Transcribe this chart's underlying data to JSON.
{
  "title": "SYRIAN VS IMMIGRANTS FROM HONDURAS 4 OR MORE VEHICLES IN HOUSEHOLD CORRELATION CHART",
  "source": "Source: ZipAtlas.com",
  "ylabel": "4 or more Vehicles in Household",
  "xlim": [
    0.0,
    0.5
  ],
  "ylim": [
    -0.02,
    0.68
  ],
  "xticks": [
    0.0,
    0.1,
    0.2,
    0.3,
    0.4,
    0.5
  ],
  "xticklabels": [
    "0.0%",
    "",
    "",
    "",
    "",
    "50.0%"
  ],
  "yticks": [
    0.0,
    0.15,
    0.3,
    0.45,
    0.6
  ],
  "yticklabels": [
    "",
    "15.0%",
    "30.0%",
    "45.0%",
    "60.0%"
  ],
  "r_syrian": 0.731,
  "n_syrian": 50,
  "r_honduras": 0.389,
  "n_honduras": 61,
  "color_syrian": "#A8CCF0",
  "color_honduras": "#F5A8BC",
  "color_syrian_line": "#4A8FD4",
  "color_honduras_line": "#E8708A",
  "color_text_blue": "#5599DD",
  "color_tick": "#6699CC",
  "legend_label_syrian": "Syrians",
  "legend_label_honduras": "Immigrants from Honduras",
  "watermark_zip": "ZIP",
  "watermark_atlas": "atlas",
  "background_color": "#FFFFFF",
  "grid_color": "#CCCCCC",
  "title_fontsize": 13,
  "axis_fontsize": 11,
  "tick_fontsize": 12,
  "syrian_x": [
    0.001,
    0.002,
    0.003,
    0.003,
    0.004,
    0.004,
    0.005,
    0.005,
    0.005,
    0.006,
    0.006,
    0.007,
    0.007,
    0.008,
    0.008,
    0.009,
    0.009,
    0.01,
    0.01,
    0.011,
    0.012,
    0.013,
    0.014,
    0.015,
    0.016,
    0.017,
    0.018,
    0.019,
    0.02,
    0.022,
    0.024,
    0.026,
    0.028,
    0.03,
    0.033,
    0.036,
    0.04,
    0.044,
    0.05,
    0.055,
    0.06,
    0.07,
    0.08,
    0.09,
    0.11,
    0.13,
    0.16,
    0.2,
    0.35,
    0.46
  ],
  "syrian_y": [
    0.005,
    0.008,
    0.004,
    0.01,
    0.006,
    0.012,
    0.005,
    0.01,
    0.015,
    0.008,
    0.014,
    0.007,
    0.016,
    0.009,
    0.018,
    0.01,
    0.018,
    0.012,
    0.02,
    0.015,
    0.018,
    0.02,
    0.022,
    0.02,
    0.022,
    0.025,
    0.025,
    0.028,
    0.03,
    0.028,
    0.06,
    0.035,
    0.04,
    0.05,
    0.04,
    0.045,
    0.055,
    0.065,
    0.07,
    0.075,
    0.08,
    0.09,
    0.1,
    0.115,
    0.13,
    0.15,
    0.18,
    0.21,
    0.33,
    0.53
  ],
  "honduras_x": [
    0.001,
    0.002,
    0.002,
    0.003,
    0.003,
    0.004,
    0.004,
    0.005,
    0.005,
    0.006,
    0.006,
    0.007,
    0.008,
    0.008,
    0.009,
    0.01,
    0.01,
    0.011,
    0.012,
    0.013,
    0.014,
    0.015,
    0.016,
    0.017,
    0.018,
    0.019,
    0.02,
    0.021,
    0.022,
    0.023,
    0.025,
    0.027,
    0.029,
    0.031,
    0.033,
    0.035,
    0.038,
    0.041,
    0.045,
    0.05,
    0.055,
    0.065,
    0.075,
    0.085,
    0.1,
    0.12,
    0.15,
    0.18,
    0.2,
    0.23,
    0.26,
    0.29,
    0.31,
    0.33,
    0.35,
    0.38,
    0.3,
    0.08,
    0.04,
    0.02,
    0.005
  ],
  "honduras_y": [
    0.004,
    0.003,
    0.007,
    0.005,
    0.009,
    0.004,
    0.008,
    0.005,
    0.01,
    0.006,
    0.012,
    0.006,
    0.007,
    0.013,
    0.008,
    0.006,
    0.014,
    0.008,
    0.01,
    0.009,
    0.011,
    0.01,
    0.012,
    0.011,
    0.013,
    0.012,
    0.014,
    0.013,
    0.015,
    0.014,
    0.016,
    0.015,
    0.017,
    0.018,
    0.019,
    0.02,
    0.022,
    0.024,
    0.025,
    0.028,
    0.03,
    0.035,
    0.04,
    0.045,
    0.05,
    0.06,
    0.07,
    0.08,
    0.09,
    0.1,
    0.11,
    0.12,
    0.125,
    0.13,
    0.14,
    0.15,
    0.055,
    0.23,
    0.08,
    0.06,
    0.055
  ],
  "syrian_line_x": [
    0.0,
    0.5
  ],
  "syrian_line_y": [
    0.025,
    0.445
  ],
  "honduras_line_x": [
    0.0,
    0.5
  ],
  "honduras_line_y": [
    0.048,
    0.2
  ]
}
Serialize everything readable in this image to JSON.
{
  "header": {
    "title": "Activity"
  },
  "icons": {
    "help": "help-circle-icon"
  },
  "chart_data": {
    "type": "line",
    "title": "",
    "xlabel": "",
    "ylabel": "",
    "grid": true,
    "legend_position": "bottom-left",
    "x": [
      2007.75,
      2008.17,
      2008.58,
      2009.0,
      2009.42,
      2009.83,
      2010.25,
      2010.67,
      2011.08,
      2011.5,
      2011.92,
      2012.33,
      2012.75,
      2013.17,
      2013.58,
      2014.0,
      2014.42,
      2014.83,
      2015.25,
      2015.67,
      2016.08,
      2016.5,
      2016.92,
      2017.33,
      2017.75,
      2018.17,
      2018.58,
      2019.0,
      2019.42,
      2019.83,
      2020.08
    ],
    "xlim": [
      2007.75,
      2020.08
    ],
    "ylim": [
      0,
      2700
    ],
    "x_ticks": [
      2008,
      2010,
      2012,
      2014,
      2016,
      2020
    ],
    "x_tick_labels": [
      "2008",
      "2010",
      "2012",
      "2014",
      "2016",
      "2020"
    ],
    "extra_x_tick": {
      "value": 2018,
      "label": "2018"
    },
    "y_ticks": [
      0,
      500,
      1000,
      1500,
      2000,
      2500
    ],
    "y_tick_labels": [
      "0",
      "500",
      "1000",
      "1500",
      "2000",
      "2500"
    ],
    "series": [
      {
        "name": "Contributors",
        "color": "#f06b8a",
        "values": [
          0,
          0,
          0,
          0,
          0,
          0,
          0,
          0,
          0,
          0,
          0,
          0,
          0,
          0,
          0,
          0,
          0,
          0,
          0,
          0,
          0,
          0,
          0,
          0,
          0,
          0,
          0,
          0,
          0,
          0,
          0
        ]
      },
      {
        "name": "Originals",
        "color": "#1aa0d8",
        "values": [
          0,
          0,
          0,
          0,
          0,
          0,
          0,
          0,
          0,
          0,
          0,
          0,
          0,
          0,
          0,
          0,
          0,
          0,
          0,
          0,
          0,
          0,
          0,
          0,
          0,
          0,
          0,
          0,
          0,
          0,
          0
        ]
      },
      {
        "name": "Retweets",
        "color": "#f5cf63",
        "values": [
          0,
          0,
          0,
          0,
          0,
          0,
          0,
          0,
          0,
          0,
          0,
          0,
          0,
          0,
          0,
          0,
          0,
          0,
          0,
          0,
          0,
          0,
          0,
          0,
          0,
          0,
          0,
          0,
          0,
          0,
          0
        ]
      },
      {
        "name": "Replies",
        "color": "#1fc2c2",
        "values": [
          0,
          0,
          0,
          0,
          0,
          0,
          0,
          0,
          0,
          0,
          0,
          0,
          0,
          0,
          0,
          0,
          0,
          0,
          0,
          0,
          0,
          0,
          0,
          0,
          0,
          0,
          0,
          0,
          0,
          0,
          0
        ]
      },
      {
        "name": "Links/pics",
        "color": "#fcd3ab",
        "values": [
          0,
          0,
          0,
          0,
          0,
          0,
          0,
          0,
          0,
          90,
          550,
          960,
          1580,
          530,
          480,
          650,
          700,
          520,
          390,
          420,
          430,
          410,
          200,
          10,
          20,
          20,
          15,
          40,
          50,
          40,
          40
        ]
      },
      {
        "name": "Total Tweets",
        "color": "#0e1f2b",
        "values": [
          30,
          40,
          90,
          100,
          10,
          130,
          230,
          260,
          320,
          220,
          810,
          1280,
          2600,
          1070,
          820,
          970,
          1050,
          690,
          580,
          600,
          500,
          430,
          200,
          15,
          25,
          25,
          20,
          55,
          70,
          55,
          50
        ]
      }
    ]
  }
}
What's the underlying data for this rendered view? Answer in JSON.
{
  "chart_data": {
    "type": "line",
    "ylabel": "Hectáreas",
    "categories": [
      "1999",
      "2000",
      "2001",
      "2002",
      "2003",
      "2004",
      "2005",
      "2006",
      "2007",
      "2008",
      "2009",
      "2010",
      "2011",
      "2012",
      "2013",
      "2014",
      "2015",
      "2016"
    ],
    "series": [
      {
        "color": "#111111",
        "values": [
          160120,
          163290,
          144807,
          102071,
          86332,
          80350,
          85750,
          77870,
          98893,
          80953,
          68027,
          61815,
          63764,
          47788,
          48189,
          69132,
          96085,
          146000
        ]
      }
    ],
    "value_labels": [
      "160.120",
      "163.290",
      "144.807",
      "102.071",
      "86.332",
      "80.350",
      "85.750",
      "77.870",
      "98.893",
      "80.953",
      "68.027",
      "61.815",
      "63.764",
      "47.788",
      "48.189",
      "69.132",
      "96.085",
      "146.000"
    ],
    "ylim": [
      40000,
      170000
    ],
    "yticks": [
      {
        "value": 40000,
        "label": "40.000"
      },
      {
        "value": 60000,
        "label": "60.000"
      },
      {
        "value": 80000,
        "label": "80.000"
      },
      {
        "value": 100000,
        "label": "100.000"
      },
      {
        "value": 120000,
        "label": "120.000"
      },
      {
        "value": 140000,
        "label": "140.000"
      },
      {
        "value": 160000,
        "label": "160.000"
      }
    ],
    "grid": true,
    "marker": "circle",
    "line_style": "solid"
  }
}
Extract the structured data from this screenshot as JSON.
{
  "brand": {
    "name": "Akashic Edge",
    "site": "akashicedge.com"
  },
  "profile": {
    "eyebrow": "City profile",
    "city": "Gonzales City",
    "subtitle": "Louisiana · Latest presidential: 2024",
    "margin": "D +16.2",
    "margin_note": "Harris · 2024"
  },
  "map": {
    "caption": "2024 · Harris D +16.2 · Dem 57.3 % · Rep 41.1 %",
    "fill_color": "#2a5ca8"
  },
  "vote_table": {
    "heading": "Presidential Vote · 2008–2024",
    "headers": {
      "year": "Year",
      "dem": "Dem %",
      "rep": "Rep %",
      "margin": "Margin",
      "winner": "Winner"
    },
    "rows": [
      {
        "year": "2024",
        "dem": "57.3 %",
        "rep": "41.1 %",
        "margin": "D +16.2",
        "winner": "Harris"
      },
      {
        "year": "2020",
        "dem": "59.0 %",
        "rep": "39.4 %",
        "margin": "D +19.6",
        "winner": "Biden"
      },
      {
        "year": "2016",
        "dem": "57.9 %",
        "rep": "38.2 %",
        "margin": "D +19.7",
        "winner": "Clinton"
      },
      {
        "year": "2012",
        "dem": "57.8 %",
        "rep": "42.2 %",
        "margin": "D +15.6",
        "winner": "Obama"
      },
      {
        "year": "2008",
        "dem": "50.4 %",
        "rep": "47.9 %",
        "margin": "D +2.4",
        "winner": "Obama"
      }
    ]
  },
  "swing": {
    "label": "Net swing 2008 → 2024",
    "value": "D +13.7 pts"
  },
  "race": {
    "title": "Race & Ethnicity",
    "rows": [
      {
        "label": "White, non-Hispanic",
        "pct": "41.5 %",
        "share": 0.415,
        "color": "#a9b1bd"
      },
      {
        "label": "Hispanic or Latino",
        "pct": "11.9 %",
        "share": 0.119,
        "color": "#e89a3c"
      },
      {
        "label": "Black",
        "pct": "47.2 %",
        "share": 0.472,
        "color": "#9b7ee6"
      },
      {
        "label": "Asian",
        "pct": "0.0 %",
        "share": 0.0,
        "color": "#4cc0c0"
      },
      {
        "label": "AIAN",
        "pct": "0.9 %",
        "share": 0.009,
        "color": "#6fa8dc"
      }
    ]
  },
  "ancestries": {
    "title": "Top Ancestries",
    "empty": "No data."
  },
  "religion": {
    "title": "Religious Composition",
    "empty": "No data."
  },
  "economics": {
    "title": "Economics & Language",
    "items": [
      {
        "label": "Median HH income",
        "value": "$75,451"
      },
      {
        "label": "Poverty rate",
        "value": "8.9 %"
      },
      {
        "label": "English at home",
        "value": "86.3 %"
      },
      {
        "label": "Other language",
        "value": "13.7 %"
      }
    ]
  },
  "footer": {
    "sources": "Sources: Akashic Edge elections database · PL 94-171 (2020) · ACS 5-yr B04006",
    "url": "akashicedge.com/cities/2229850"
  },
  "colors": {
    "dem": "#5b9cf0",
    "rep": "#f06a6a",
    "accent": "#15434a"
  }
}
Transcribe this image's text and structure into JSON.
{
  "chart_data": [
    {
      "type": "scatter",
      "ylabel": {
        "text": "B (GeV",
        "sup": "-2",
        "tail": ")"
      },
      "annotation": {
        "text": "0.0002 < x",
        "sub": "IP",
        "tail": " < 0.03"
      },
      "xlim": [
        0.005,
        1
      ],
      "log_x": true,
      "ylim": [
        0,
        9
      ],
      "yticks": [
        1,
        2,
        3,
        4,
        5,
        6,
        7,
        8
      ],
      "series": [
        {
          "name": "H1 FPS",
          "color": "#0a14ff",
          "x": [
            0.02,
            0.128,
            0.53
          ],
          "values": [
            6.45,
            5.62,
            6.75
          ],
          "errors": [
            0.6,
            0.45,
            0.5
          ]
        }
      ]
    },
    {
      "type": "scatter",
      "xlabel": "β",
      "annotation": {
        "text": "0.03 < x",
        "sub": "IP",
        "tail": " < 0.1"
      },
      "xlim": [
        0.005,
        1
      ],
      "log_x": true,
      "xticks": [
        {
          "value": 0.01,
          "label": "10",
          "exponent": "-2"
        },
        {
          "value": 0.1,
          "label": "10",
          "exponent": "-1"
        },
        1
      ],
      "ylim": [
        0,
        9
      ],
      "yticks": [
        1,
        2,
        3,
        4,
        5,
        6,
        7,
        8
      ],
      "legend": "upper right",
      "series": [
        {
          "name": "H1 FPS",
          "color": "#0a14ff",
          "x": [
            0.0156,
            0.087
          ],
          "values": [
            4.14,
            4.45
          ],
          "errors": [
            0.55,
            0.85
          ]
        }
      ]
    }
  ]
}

☆ ☆ ☆ ☆ ☆ ☆ ☆

> Your instructions:
Where does the word "winner" appear in the listing? List each line that holds it.

> Task response:
      "winner": "Winner"
        "winner": "Harris"
        "winner": "Biden"
        "winner": "Clinton"
        "winner": "Obama"
        "winner": "Obama"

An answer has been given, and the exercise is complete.